Rows from a dataset:

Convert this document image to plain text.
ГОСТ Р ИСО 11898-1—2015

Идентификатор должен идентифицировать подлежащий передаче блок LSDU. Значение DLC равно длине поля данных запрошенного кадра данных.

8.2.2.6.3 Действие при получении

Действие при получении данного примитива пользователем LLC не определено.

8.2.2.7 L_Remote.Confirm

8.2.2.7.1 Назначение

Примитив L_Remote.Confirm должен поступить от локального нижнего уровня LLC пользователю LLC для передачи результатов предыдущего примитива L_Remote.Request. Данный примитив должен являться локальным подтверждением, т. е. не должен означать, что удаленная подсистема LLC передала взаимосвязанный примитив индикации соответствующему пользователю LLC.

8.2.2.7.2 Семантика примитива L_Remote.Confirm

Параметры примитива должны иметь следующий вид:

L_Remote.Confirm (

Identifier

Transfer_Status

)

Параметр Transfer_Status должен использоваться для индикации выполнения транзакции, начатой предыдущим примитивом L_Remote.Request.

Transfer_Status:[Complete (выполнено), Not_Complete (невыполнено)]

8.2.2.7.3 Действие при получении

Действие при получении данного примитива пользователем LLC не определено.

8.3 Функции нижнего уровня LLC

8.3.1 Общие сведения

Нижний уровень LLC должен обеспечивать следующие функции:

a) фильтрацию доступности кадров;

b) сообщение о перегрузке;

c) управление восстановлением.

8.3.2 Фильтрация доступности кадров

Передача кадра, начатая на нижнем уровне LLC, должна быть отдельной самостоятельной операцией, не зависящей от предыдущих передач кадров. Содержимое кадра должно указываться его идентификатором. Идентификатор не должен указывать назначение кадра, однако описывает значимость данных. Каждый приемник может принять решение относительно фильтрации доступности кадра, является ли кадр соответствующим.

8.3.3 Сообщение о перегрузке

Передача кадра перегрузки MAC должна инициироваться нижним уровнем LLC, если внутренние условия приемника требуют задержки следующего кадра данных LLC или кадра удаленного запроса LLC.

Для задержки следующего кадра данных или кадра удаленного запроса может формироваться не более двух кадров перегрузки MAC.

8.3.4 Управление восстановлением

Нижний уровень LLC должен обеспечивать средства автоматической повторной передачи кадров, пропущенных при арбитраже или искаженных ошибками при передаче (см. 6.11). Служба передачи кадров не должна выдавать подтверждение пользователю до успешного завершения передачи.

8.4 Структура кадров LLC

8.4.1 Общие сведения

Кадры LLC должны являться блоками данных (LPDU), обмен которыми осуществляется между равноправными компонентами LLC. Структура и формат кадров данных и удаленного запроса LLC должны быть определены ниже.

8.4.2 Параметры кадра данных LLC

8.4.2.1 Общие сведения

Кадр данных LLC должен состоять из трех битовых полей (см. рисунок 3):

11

Work to be completed. Above are some records. Print them all exactly.

Finished task.
Convert this document image to plain text.
ГОСТ Р ИСО 11898-1—2015

Идентификатор должен идентифицировать подлежащий передаче блок LSDU. Значение DLC равно длине поля данных запрошенного кадра данных.

8.2.2.6.3 Действие при получении

Действие при получении данного примитива пользователем LLC не определено.

8.2.2.7 L_Remote.Confirm

8.2.2.7.1 Назначение

Примитив L_Remote.Confirm должен поступить от локального нижнего уровня LLC пользователю LLC для передачи результатов предыдущего примитива L_Remote.Request. Данный примитив должен являться локальным подтверждением, т. е. не должен означать, что удаленная подсистема LLC передала взаимосвязанный примитив индикации соответствующему пользователю LLC.

8.2.2.7.2 Семантика примитива L_Remote.Confirm

Параметры примитива должны иметь следующий вид:

L_Remote.Confirm (

Identifier

Transfer_Status

)

Параметр Transfer_Status должен использоваться для индикации выполнения транзакции, начатой предыдущим примитивом L_Remote.Request.

Transfer_Status:[Complete (выполнено), Not_Complete (невыполнено)]

8.2.2.7.3 Действие при получении

Действие при получении данного примитива пользователем LLC не определено.

8.3 Функции нижнего уровня LLC

8.3.1 Общие сведения

Нижний уровень LLC должен обеспечивать следующие функции:

a) фильтрацию доступности кадров;

b) сообщение о перегрузке;

c) управление восстановлением.

8.3.2 Фильтрация доступности кадров

Передача кадра, начатая на нижнем уровне LLC, должна быть отдельной самостоятельной операцией, не зависящей от предыдущих передач кадров. Содержимое кадра должно указываться его идентификатором. Идентификатор не должен указывать назначение кадра, однако описывает значимость данных. Каждый приемник может принять решение относительно фильтрации доступности кадра, является ли кадр соответствующим.

8.3.3 Сообщение о перегрузке

Передача кадра перегрузки MAC должна инициироваться нижним уровнем LLC, если внутренние условия приемника требуют задержки следующего кадра данных LLC или кадра удаленного запроса LLC.

Для задержки следующего кадра данных или кадра удаленного запроса может формироваться не более двух кадров перегрузки MAC.

8.3.4 Управление восстановлением

Нижний уровень LLC должен обеспечивать средства автоматической повторной передачи кадров, пропущенных при арбитраже или искаженных ошибками при передаче (см. 6.11). Служба передачи кадров не должна выдавать подтверждение пользователю до успешного завершения передачи.

8.4 Структура кадров LLC

8.4.1 Общие сведения

Кадры LLC должны являться блоками данных (LPDU), обмен которыми осуществляется между равноправными компонентами LLC. Структура и формат кадров данных и удаленного запроса LLC должны быть определены ниже.

8.4.2 Параметры кадра данных LLC

8.4.2.1 Общие сведения

Кадр данных LLC должен состоять из трех битовых полей (см. рисунок 3):

11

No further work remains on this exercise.